» To do
Search the material below for the string "this" and extract each line that has it.

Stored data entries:
◇ ◇ ◇ ◇ ◇
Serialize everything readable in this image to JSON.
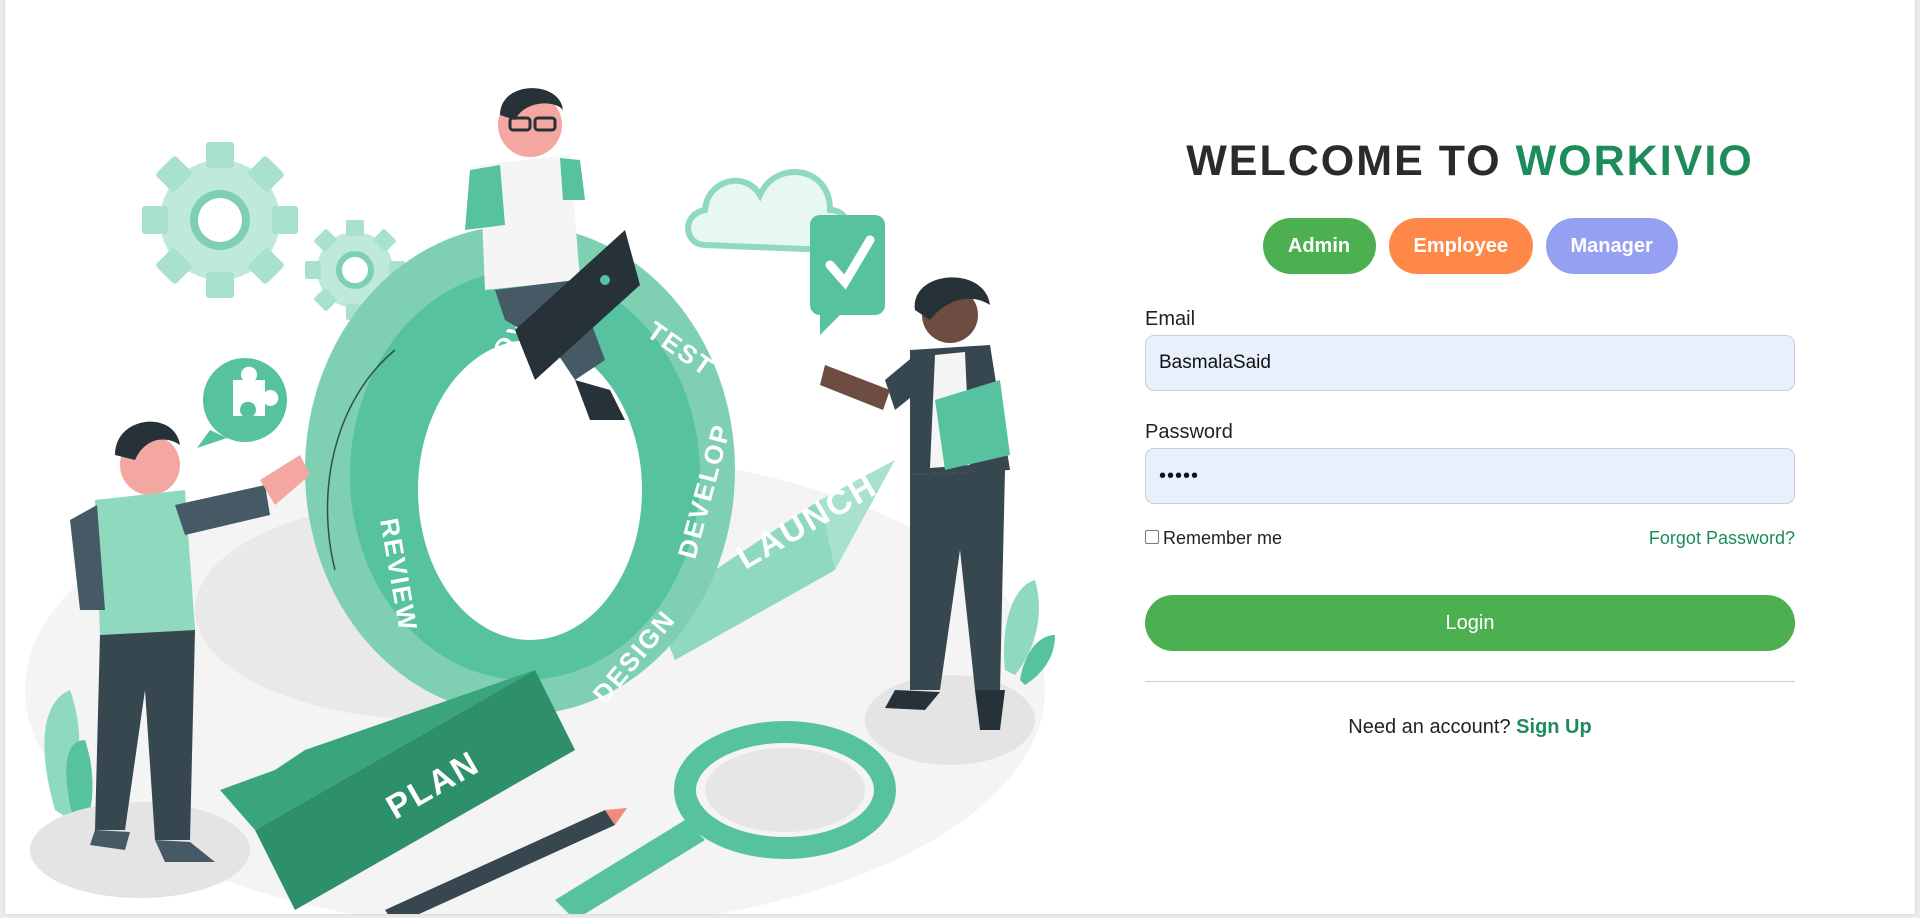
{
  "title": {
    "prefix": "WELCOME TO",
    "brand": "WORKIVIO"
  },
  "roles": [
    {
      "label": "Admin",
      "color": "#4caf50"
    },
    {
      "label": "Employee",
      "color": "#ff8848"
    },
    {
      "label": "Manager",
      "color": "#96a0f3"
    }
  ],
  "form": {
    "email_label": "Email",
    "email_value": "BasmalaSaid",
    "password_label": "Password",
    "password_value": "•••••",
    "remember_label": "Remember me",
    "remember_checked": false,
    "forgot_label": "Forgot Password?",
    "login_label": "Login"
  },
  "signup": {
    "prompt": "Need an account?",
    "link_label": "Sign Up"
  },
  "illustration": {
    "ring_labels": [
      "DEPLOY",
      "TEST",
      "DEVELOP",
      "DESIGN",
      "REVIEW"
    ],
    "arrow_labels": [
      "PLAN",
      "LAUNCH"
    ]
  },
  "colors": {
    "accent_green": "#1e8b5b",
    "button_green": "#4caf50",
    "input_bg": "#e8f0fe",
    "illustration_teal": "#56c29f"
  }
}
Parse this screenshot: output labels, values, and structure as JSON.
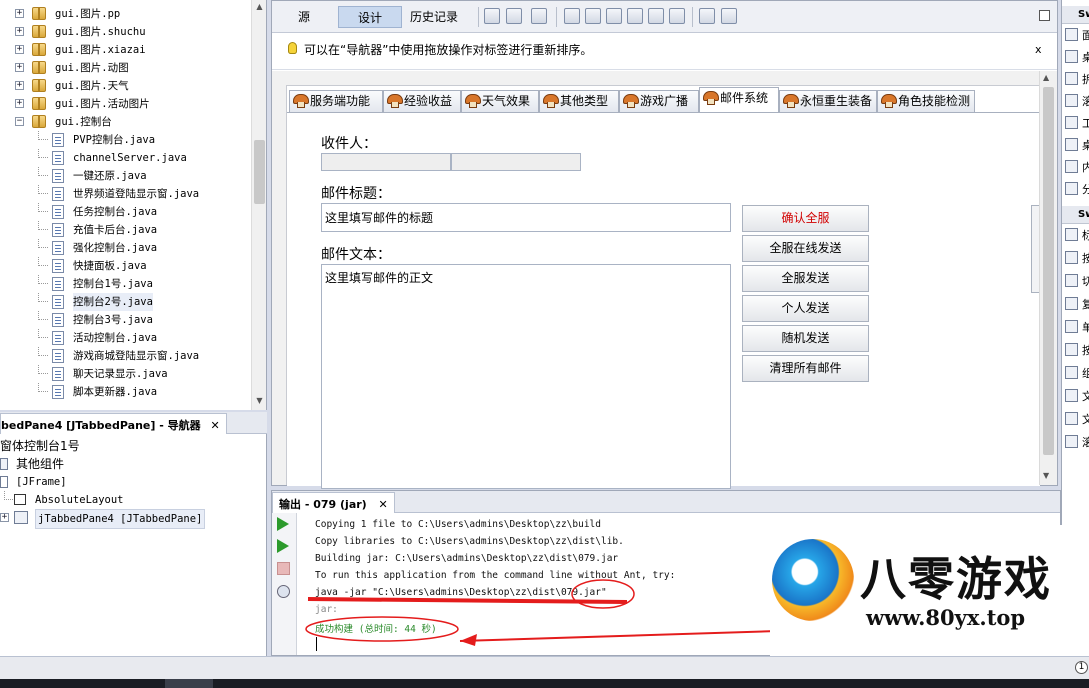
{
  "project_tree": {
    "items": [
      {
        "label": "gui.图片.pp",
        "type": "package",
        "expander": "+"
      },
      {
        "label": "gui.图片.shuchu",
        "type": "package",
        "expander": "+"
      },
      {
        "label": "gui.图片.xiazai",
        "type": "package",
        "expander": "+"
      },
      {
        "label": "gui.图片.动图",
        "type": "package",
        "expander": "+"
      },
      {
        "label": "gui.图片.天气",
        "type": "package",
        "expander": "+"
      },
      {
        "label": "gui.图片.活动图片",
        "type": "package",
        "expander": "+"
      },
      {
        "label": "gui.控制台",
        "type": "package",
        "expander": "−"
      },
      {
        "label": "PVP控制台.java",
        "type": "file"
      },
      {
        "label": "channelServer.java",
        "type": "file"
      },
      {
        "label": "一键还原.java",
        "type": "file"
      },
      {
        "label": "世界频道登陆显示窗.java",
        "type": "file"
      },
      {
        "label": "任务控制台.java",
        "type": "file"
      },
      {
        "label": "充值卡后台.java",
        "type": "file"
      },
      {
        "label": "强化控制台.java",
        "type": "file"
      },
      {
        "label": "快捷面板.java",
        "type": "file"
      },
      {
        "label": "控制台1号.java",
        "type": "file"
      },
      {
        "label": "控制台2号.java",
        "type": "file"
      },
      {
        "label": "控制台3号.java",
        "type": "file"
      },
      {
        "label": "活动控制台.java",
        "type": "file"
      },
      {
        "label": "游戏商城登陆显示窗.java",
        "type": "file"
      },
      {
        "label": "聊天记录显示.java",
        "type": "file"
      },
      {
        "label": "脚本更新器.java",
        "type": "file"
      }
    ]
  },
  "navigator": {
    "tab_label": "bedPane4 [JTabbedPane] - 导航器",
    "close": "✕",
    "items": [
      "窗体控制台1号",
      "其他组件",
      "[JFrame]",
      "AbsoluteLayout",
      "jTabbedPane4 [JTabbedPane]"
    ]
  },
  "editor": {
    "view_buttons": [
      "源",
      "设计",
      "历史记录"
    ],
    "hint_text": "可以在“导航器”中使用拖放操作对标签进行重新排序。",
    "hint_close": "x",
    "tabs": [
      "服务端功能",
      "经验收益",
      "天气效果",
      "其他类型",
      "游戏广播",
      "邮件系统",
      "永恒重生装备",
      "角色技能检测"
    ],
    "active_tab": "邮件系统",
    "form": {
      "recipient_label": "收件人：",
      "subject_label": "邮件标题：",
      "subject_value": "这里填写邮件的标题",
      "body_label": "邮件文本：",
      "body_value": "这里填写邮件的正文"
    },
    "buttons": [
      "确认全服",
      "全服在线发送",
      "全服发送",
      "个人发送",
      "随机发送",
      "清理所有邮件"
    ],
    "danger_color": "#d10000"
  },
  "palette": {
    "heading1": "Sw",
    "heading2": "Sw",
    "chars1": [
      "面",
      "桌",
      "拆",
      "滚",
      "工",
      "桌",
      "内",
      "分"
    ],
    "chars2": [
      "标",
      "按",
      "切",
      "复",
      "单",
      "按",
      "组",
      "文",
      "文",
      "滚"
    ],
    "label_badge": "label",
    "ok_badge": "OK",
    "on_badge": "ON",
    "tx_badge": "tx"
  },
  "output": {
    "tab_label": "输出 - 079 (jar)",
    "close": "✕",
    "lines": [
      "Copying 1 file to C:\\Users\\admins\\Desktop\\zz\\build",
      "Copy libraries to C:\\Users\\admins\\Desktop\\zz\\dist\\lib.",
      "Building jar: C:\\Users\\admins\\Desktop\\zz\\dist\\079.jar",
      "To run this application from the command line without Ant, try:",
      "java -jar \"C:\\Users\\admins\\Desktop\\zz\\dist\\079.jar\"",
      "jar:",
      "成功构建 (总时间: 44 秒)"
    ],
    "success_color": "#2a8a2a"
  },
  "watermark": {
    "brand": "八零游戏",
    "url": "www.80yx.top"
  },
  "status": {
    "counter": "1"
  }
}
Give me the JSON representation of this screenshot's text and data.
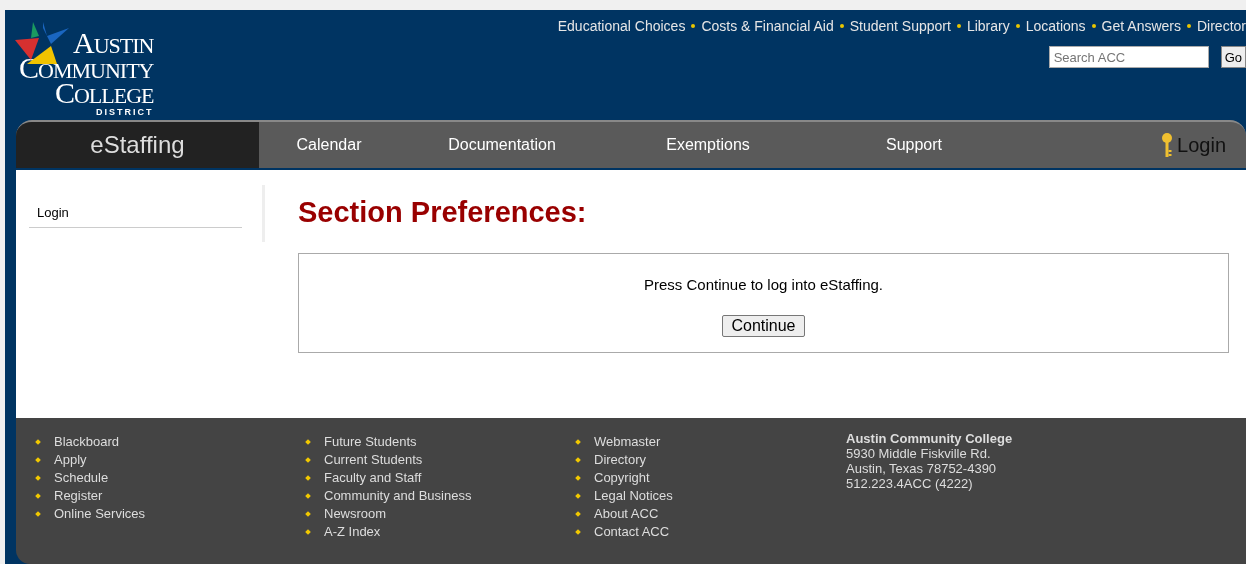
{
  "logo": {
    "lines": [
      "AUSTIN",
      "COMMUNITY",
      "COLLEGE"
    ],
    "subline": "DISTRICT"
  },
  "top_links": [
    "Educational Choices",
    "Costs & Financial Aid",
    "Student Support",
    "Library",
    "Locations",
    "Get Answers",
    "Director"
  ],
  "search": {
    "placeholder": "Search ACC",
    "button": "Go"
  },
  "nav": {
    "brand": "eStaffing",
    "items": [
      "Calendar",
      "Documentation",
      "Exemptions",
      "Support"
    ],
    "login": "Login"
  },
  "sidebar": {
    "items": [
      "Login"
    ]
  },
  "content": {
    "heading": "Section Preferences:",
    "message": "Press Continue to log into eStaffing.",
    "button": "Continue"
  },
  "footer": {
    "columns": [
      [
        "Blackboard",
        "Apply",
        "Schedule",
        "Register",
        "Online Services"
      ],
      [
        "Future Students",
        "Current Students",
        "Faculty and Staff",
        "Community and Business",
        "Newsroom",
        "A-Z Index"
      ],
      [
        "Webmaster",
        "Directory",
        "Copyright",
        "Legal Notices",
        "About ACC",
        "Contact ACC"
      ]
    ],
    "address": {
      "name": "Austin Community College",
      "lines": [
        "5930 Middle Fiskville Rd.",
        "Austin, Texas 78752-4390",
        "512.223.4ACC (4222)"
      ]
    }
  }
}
◇ ◇ ◇ ◇ ◇
» Full solution
Serialize everything readable in this image to JSON.
Parse this screenshot: output labels, values, and structure as JSON.
      "To run this application from the command line without Ant, try:",
Give me the JSON representation of this screenshot's text and data.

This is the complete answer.